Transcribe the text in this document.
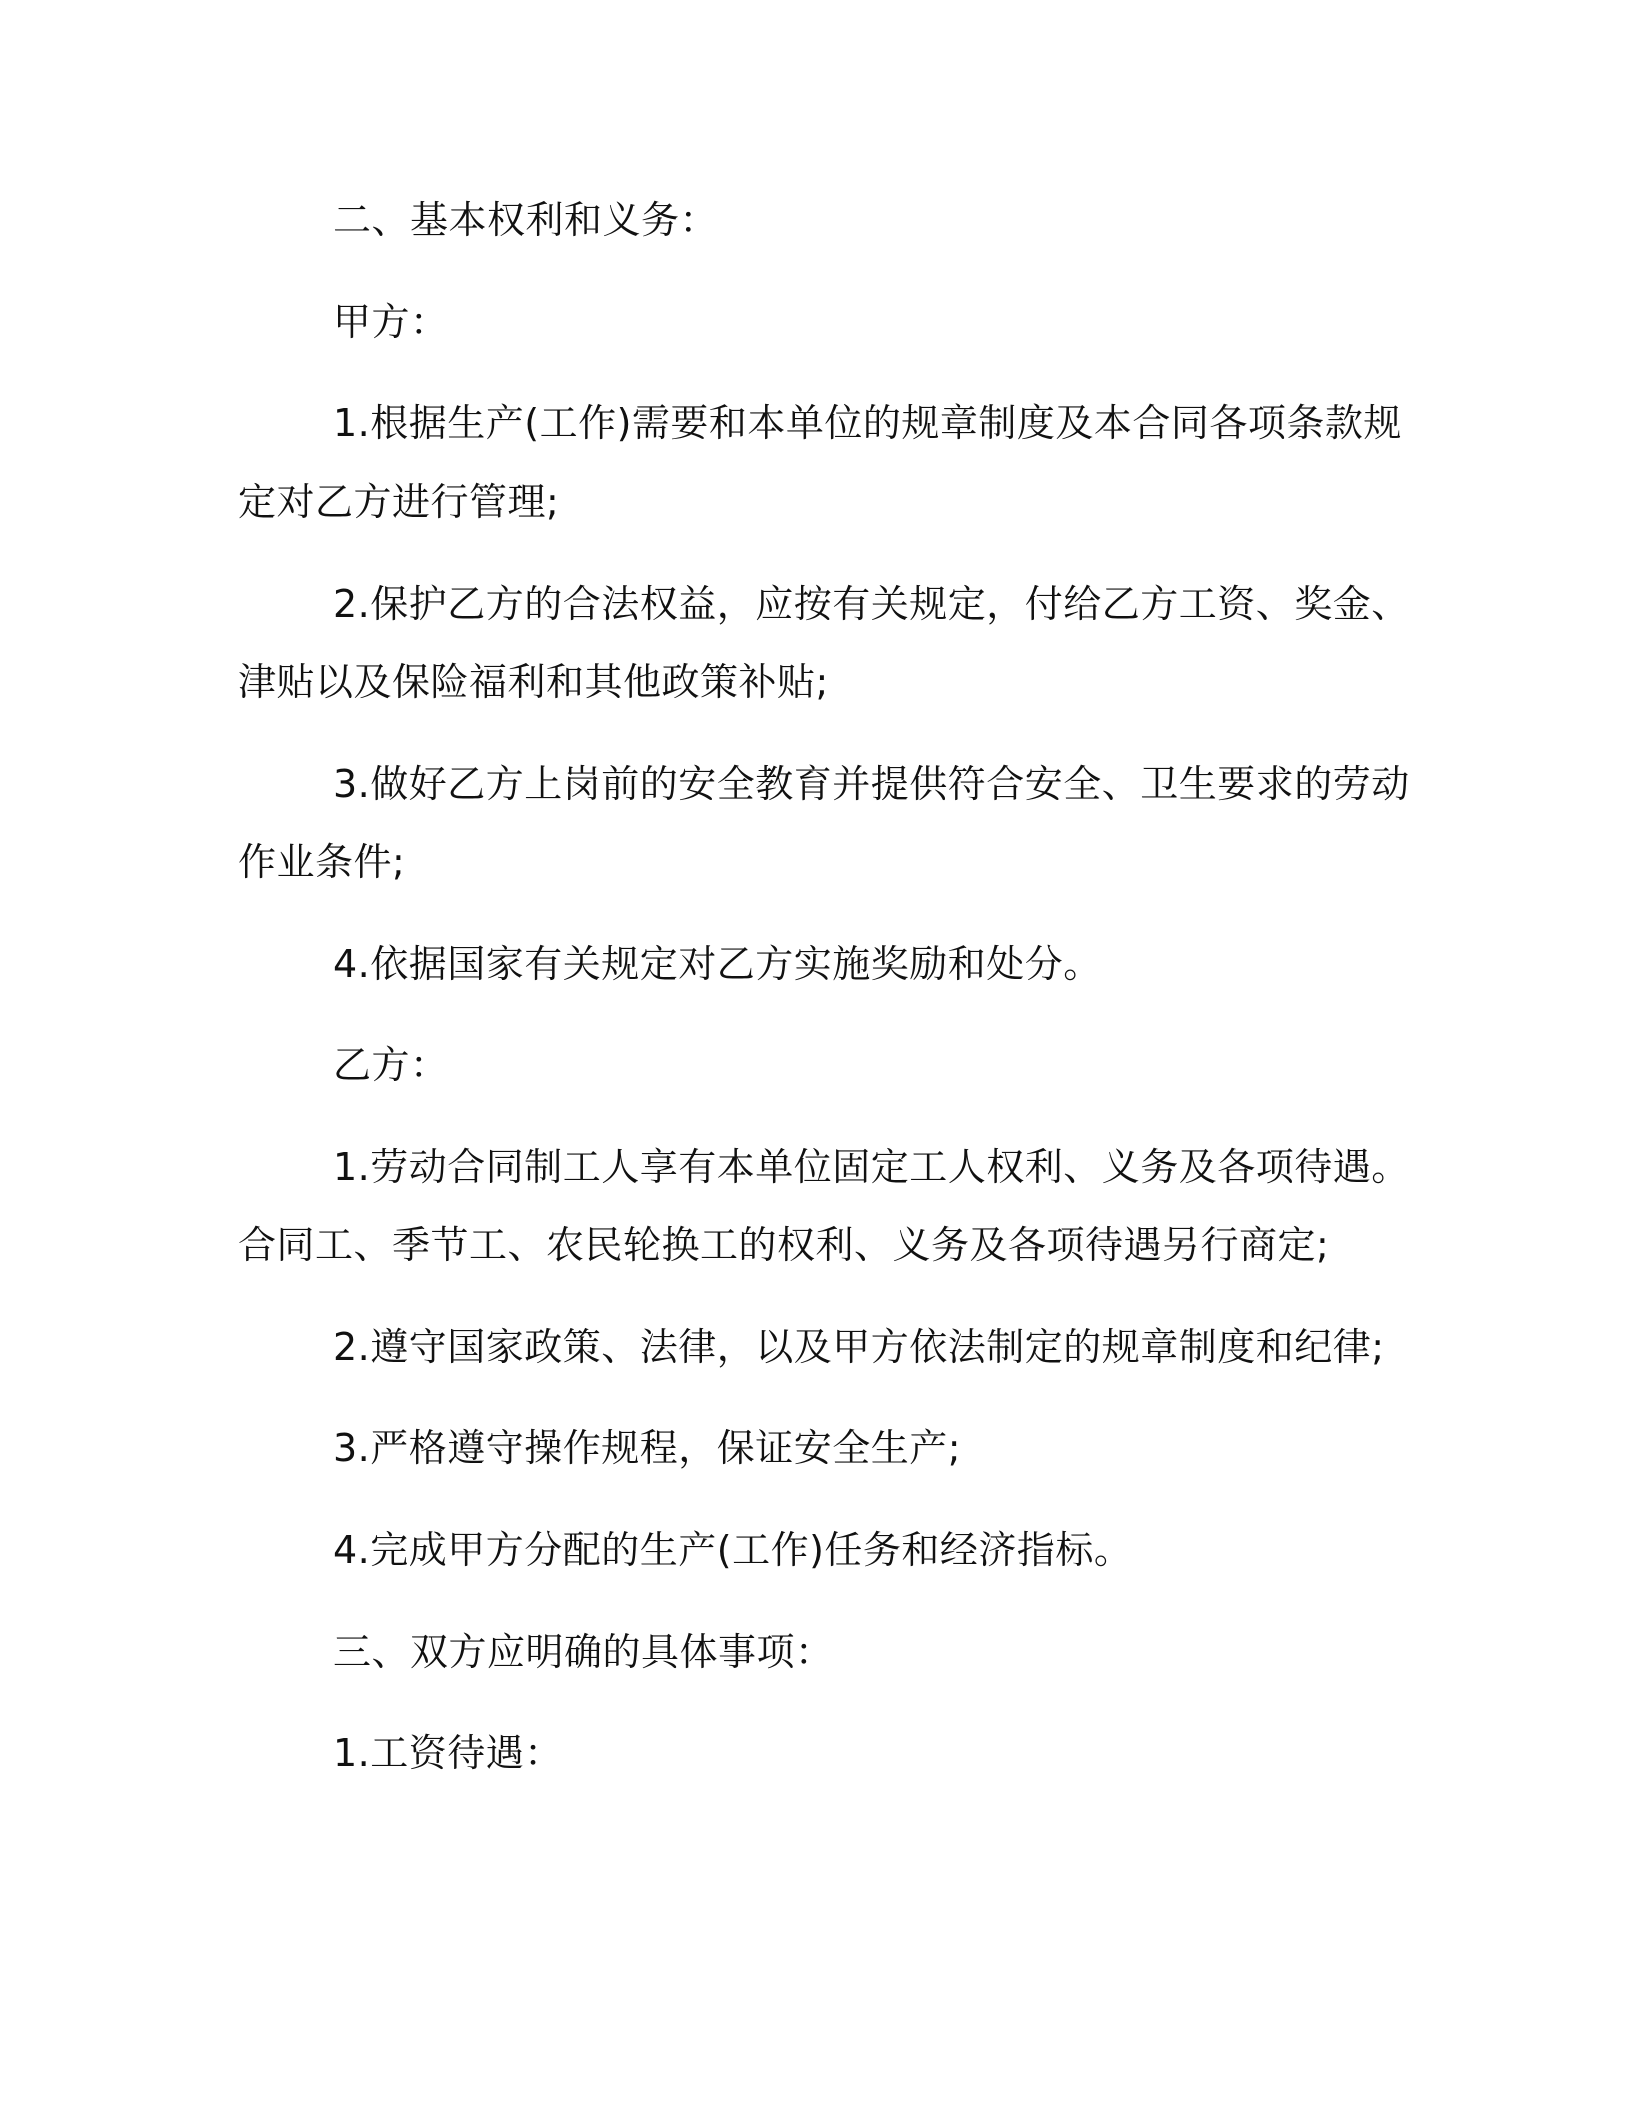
二、基本权利和义务：
甲方：
1.根据生产(工作)需要和本单位的规章制度及本合同各项条款规
定对乙方进行管理;
2.保护乙方的合法权益，应按有关规定，付给乙方工资、奖金、
津贴以及保险福利和其他政策补贴;
3.做好乙方上岗前的安全教育并提供符合安全、卫生要求的劳动
作业条件;
4.依据国家有关规定对乙方实施奖励和处分。
乙方：
1.劳动合同制工人享有本单位固定工人权利、义务及各项待遇。
合同工、季节工、农民轮换工的权利、义务及各项待遇另行商定;
2.遵守国家政策、法律，以及甲方依法制定的规章制度和纪律;
3.严格遵守操作规程，保证安全生产;
4.完成甲方分配的生产(工作)任务和经济指标。
三、双方应明确的具体事项：
1.工资待遇：
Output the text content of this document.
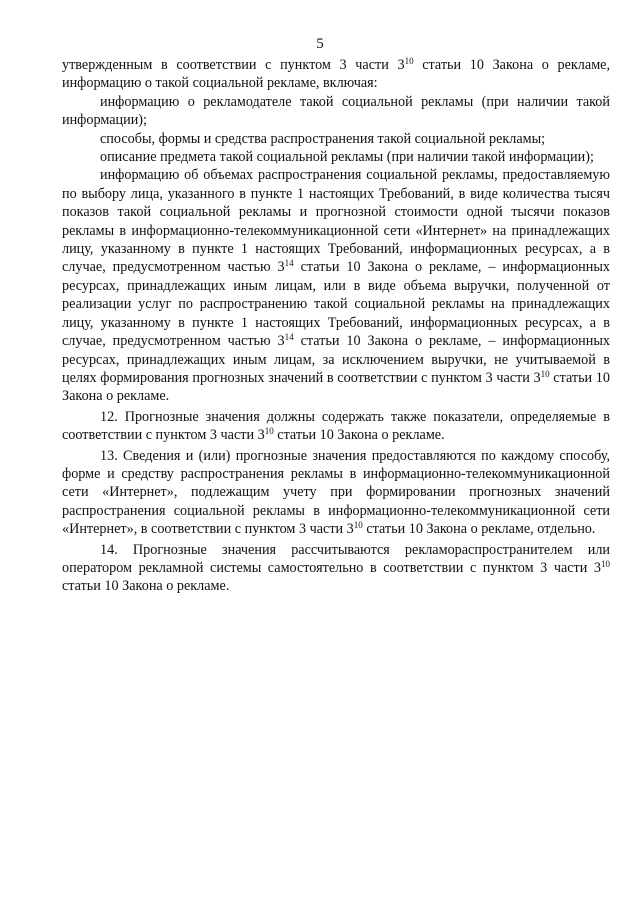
5

утвержденным в соответствии с пунктом 3 части $3^{10}$ статьи 10 Закона о рекламе, информацию о такой социальной рекламе, включая:

информацию о рекламодателе такой социальной рекламы (при наличии такой информации);

способы, формы и средства распространения такой социальной рекламы;

описание предмета такой социальной рекламы (при наличии такой информации);

информацию об объемах распространения социальной рекламы, предоставляемую по выбору лица, указанного в пункте 1 настоящих Требований, в виде количества тысяч показов такой социальной рекламы и прогнозной стоимости одной тысячи показов рекламы в информационно-телекоммуникационной сети «Интернет» на принадлежащих лицу, указанному в пункте 1 настоящих Требований, информационных ресурсах, а в случае, предусмотренном частью $3^{14}$ статьи 10 Закона о рекламе, – информационных ресурсах, принадлежащих иным лицам, или в виде объема выручки, полученной от реализации услуг по распространению такой социальной рекламы на принадлежащих лицу, указанному в пункте 1 настоящих Требований, информационных ресурсах, а в случае, предусмотренном частью $3^{14}$ статьи 10 Закона о рекламе, – информационных ресурсах, принадлежащих иным лицам, за исключением выручки, не учитываемой в целях формирования прогнозных значений в соответствии с пунктом 3 части $3^{10}$ статьи 10 Закона о рекламе.

12. Прогнозные значения должны содержать также показатели, определяемые в соответствии с пунктом 3 части $3^{10}$ статьи 10 Закона о рекламе.

13. Сведения и (или) прогнозные значения предоставляются по каждому способу, форме и средству распространения рекламы в информационно-телекоммуникационной сети «Интернет», подлежащим учету при формировании прогнозных значений распространения социальной рекламы в информационно-телекоммуникационной сети «Интернет», в соответствии с пунктом 3 части $3^{10}$ статьи 10 Закона о рекламе, отдельно.

14. Прогнозные значения рассчитываются рекламораспространителем или оператором рекламной системы самостоятельно в соответствии с пунктом 3 части $3^{10}$ статьи 10 Закона о рекламе.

+++

## Challenge
Copy out each line in the listing that has the word "text".

## Result of the task
Transcribe the text in this document.
Output the text content of this document.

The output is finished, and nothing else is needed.